PROVIDED MATERIAL =
● ● ●
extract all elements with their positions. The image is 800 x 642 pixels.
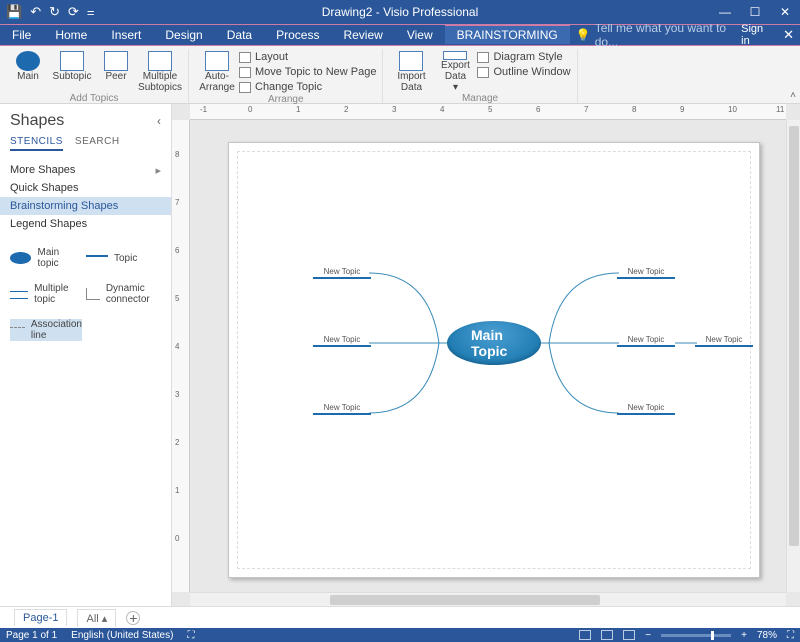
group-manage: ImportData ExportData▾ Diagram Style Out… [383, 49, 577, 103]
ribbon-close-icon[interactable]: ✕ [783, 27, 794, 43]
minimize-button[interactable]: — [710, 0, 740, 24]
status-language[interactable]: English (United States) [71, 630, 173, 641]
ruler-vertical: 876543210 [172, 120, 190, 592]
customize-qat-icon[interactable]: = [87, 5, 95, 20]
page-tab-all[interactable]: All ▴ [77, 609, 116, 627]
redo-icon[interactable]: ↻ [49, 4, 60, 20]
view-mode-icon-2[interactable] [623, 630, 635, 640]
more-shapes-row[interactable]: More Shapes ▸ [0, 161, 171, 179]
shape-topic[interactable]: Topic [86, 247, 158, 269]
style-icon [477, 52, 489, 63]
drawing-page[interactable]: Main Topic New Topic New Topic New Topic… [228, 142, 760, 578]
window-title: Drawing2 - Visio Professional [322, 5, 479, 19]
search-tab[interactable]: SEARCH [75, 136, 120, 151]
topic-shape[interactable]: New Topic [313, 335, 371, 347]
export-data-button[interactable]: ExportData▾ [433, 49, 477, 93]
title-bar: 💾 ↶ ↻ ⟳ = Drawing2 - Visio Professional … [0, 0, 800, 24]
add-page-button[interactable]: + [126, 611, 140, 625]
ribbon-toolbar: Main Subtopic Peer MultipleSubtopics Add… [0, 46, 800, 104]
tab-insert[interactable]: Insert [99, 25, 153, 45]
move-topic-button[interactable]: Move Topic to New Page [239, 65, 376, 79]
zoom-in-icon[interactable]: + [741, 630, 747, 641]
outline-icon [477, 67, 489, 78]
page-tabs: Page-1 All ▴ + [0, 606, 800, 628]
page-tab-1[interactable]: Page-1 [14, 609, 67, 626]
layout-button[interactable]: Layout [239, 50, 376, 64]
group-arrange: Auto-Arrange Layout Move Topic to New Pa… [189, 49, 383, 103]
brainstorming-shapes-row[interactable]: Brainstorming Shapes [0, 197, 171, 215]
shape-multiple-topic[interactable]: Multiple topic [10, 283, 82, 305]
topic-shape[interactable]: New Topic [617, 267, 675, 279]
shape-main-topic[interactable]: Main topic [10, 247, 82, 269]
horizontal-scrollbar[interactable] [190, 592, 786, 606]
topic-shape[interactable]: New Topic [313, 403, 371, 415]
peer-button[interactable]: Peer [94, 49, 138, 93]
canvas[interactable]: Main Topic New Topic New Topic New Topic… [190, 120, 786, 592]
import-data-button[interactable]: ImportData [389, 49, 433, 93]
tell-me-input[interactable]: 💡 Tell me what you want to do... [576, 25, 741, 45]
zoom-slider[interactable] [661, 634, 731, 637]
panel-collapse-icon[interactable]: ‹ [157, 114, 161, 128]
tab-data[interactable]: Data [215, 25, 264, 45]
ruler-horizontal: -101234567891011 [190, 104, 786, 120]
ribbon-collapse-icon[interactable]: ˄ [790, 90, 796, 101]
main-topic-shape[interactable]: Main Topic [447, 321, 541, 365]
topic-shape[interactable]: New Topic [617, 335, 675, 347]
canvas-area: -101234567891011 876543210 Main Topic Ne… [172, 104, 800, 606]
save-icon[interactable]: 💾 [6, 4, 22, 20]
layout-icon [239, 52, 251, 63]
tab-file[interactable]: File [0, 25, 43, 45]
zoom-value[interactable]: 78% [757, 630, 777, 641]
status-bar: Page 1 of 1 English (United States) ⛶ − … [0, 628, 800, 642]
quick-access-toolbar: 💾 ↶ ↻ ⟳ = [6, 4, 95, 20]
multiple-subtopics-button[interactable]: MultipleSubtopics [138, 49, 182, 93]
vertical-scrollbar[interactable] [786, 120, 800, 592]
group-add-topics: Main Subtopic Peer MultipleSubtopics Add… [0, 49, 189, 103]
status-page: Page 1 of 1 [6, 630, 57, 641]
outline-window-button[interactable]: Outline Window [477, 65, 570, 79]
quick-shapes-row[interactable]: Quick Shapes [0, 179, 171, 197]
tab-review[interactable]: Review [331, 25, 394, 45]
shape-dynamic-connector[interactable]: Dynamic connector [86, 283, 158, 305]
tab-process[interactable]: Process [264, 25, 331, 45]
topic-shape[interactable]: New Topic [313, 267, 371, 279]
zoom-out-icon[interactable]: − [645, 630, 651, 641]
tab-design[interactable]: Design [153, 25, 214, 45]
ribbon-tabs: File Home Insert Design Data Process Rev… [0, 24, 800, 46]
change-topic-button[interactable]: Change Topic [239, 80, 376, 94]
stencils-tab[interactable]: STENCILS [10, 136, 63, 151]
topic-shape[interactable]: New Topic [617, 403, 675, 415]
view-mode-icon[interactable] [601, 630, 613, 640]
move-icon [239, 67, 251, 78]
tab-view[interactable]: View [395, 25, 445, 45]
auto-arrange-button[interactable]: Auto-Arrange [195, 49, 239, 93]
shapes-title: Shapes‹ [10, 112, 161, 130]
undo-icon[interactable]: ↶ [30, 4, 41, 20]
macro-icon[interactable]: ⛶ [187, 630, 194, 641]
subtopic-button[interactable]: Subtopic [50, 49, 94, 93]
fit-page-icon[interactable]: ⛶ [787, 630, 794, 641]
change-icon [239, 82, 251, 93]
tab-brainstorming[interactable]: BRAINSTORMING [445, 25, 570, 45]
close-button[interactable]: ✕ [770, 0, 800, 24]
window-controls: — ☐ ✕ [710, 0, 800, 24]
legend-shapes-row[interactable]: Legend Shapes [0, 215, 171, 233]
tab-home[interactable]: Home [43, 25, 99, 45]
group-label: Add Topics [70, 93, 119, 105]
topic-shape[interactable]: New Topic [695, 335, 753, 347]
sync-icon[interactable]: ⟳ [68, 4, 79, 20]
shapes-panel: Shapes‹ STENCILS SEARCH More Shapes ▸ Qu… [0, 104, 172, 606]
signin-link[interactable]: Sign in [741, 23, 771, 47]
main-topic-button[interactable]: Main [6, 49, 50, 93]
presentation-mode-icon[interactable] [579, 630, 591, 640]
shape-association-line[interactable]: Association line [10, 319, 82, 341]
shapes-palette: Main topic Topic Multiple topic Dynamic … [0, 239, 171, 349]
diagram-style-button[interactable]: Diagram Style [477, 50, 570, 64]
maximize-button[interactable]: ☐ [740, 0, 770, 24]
● ● ●
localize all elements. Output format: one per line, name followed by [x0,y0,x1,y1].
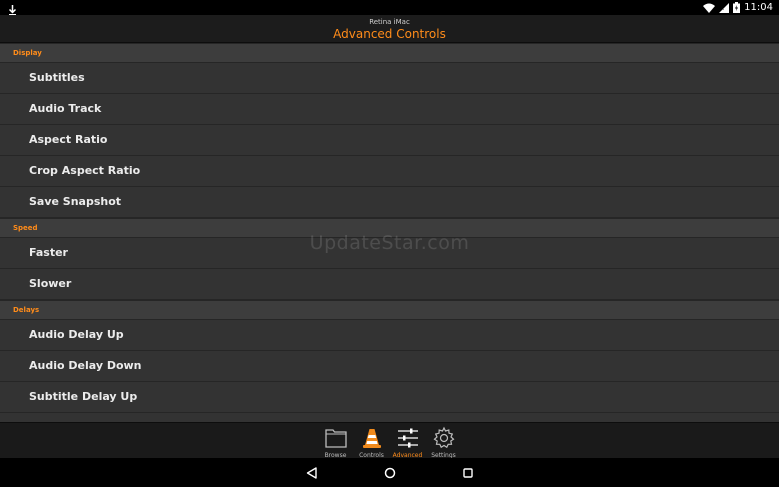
● ● ●
PROBLEM = Put the records into a JSON list of strings, one string per line, starting at the line that contains "extract all elements" and ending after the line that contains "minimize-button[interactable]: — [710, 0, 740, 24]". Leave out blank lines and the pictures.

FINAL ANSWER =
[
  "extract all elements with their positions. The image is 800 x 642 pixels.",
  "group-manage: ImportData ExportData▾ Diagram Style Out… [383, 49, 577, 103]",
  "ribbon-close-icon[interactable]: ✕ [783, 27, 794, 43]",
  "minimize-button[interactable]: — [710, 0, 740, 24]"
]